**TASK GOAL**
Write out every single entry exactly.

**INFORMATION PROVIDED**
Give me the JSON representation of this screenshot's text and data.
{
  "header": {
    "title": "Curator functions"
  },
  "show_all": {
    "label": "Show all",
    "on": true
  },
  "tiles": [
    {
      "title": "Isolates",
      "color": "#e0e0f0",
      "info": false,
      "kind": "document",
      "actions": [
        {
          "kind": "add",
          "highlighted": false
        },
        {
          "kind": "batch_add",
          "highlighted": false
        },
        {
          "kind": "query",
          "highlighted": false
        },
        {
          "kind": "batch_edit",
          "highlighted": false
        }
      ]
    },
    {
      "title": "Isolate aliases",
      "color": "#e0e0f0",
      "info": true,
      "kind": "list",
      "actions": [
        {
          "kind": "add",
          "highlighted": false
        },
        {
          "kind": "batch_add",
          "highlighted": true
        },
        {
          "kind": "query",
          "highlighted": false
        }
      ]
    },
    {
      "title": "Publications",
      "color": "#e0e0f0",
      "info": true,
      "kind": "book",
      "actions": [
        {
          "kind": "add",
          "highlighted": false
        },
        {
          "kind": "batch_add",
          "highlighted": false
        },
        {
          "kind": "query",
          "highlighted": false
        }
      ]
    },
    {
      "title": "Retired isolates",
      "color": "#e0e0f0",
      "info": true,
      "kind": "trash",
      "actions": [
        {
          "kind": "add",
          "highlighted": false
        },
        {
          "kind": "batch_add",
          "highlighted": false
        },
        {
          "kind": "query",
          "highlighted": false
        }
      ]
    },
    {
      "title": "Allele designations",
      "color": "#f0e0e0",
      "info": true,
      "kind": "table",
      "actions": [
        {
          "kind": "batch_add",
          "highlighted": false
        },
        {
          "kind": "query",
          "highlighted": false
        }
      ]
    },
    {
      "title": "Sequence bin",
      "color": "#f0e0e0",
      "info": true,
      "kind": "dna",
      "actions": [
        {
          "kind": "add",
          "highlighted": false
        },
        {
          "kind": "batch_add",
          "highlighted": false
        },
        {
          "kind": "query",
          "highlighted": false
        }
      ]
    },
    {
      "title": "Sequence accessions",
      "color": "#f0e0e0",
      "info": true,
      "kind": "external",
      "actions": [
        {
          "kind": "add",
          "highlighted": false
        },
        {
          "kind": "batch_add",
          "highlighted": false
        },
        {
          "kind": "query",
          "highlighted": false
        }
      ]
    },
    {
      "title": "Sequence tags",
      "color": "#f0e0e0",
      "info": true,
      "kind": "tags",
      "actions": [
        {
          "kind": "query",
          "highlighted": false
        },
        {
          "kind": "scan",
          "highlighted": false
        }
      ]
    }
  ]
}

**ANSWER TO THIS EXERCISE**
Give me the JSON representation of this screenshot's text and data.
{
  "header": {
    "title": "Curator functions"
  },
  "show_all": {
    "label": "Show all",
    "on": true
  },
  "tiles": [
    {
      "title": "Isolates",
      "color": "#e0e0f0",
      "info": false,
      "kind": "document",
      "actions": [
        {
          "kind": "add",
          "highlighted": false
        },
        {
          "kind": "batch_add",
          "highlighted": false
        },
        {
          "kind": "query",
          "highlighted": false
        },
        {
          "kind": "batch_edit",
          "highlighted": false
        }
      ]
    },
    {
      "title": "Isolate aliases",
      "color": "#e0e0f0",
      "info": true,
      "kind": "list",
      "actions": [
        {
          "kind": "add",
          "highlighted": false
        },
        {
          "kind": "batch_add",
          "highlighted": true
        },
        {
          "kind": "query",
          "highlighted": false
        }
      ]
    },
    {
      "title": "Publications",
      "color": "#e0e0f0",
      "info": true,
      "kind": "book",
      "actions": [
        {
          "kind": "add",
          "highlighted": false
        },
        {
          "kind": "batch_add",
          "highlighted": false
        },
        {
          "kind": "query",
          "highlighted": false
        }
      ]
    },
    {
      "title": "Retired isolates",
      "color": "#e0e0f0",
      "info": true,
      "kind": "trash",
      "actions": [
        {
          "kind": "add",
          "highlighted": false
        },
        {
          "kind": "batch_add",
          "highlighted": false
        },
        {
          "kind": "query",
          "highlighted": false
        }
      ]
    },
    {
      "title": "Allele designations",
      "color": "#f0e0e0",
      "info": true,
      "kind": "table",
      "actions": [
        {
          "kind": "batch_add",
          "highlighted": false
        },
        {
          "kind": "query",
          "highlighted": false
        }
      ]
    },
    {
      "title": "Sequence bin",
      "color": "#f0e0e0",
      "info": true,
      "kind": "dna",
      "actions": [
        {
          "kind": "add",
          "highlighted": false
        },
        {
          "kind": "batch_add",
          "highlighted": false
        },
        {
          "kind": "query",
          "highlighted": false
        }
      ]
    },
    {
      "title": "Sequence accessions",
      "color": "#f0e0e0",
      "info": true,
      "kind": "external",
      "actions": [
        {
          "kind": "add",
          "highlighted": false
        },
        {
          "kind": "batch_add",
          "highlighted": false
        },
        {
          "kind": "query",
          "highlighted": false
        }
      ]
    },
    {
      "title": "Sequence tags",
      "color": "#f0e0e0",
      "info": true,
      "kind": "tags",
      "actions": [
        {
          "kind": "query",
          "highlighted": false
        },
        {
          "kind": "scan",
          "highlighted": false
        }
      ]
    }
  ]
}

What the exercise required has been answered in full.